— BEGIN QUOTED TEXT —

Byron Kim, the painter, often looks at the heavens above his Brooklyn home. For years he has been working on a series he calls his “Sunday Paintings” (begun 2001) in which he writes notes about his quotidian life on depictions of daytime skies. Currently he’s showing a new series of nighttime skies at his new Chelsea gallery, James Cohan. Large, text-free and at first glance monochromatic, they are dark fields of purple or gray bounded on one or more of their edges by painted strips of a darker tone. Looking closer, you see subtle variations of color within the fields. Recalling paintings by midcentury modernists like Rothko and Reinhardt, they feel like pure abstraction, but as always with Kim, have profound ties to the world.
A.i.A. caught up with Kim in the gallery, where his show is on view through Dec. 17.
FAYE HIRSCH When you make these, do you consider them observational on some level? Or are they purely imaginary?
BYRON KIM I want them to be analogous to what you experience when you’re walking around at night in the city. Often you might be alone, but even if you’re with people you’re isolated from everyone just because it’s dark. And there’s just this kind of closeness. You look up at the sky, but it’s never that vast, forever sky.

— END QUOTED TEXT —
— BEGIN INFORMATION SUPPLIED —

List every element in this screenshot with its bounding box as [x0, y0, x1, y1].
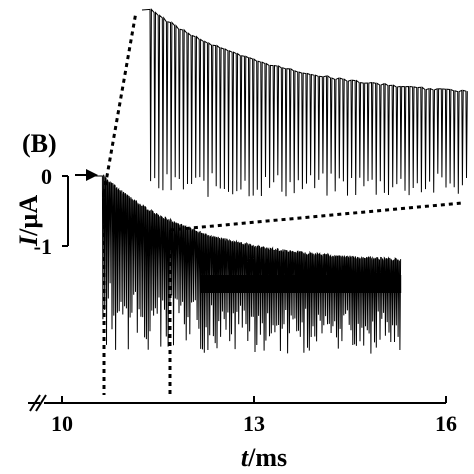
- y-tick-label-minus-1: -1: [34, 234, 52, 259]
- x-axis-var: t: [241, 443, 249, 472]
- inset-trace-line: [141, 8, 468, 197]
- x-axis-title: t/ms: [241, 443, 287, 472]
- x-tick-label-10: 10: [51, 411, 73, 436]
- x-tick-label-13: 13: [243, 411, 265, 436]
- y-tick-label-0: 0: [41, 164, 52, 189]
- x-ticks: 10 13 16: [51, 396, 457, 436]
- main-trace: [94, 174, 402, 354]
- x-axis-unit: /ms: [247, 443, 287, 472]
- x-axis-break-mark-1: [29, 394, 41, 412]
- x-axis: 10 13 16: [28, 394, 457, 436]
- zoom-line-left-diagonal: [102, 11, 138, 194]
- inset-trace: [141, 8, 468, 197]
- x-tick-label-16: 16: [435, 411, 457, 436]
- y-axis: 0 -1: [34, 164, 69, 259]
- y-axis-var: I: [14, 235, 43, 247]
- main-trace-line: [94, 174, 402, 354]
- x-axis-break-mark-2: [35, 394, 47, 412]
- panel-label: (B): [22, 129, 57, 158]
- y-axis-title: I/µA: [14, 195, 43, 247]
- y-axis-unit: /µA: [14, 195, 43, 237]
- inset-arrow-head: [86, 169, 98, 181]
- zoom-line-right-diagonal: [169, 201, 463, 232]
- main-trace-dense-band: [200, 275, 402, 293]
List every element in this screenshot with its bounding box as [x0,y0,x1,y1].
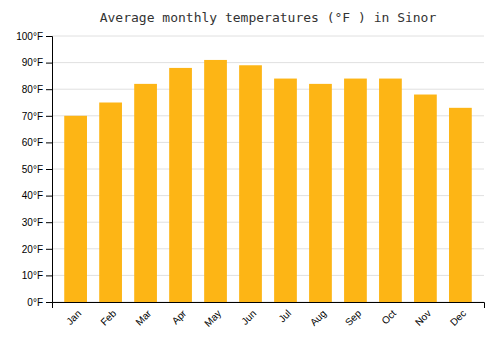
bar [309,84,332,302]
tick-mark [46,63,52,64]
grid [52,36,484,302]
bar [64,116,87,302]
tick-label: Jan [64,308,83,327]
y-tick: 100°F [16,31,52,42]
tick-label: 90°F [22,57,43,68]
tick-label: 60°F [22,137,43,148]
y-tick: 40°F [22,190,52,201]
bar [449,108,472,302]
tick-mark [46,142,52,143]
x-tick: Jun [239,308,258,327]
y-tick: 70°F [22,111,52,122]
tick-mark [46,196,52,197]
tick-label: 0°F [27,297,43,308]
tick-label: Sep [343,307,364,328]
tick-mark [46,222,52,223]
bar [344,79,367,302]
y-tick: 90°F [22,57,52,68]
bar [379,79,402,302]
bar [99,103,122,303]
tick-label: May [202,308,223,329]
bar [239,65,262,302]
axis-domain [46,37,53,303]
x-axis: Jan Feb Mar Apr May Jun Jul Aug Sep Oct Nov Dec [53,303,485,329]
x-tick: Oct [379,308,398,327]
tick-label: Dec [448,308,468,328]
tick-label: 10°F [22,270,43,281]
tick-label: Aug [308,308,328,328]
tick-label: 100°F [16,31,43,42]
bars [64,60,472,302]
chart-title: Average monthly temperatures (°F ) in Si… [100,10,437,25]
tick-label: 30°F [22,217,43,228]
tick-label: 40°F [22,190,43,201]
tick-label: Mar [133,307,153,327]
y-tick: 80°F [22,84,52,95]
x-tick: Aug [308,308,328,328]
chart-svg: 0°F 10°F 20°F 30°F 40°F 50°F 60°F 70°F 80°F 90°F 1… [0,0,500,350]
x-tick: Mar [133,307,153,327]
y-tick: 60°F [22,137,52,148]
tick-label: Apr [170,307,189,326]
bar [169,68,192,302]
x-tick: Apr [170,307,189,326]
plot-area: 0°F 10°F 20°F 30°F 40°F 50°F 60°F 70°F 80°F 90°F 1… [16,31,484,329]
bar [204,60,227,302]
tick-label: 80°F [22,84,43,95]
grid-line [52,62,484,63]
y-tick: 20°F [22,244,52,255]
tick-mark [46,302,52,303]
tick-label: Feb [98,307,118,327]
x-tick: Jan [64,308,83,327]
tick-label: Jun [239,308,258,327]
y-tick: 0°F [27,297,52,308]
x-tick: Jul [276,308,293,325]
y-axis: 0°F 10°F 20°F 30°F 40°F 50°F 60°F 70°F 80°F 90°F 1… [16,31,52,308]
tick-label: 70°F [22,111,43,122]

— END INFORMATION SUPPLIED —

TASK SET
(A) According to the Byron Kim interview, in what year did Kim begin his "Sunday Paintings"?
(B) Continue the Byron Kim interview from where it stops.
The data items are separate material and are not part of the Byron Kim interview.

ANSWER LIST
(A) 2001

(B)
HIRSCH Because it’s a city sky?
KIM Yes. Even if there’s no cloud cover, there’s still reflective light. Otherwise it would be black and we would see stars.
HIRSCH Yes, the absence of stars is really striking in these.
KIM If I were trying to be realistic, if I were trying to make the Alex Katz versions of these paintings, there might be one star, or maybe Venus and a star, because when the sky is clear and there’s no moon, you do occasionally see a couple of stars, even in the city. But you can never be sure if they’re satellites or planes.
HIRSCH As you’re talking I’m struck by the fact that these dark paintings are seen in a bright space, so that, in a funny way, the light that is always there in the city is present as you’re looking at the paintings in a gallery.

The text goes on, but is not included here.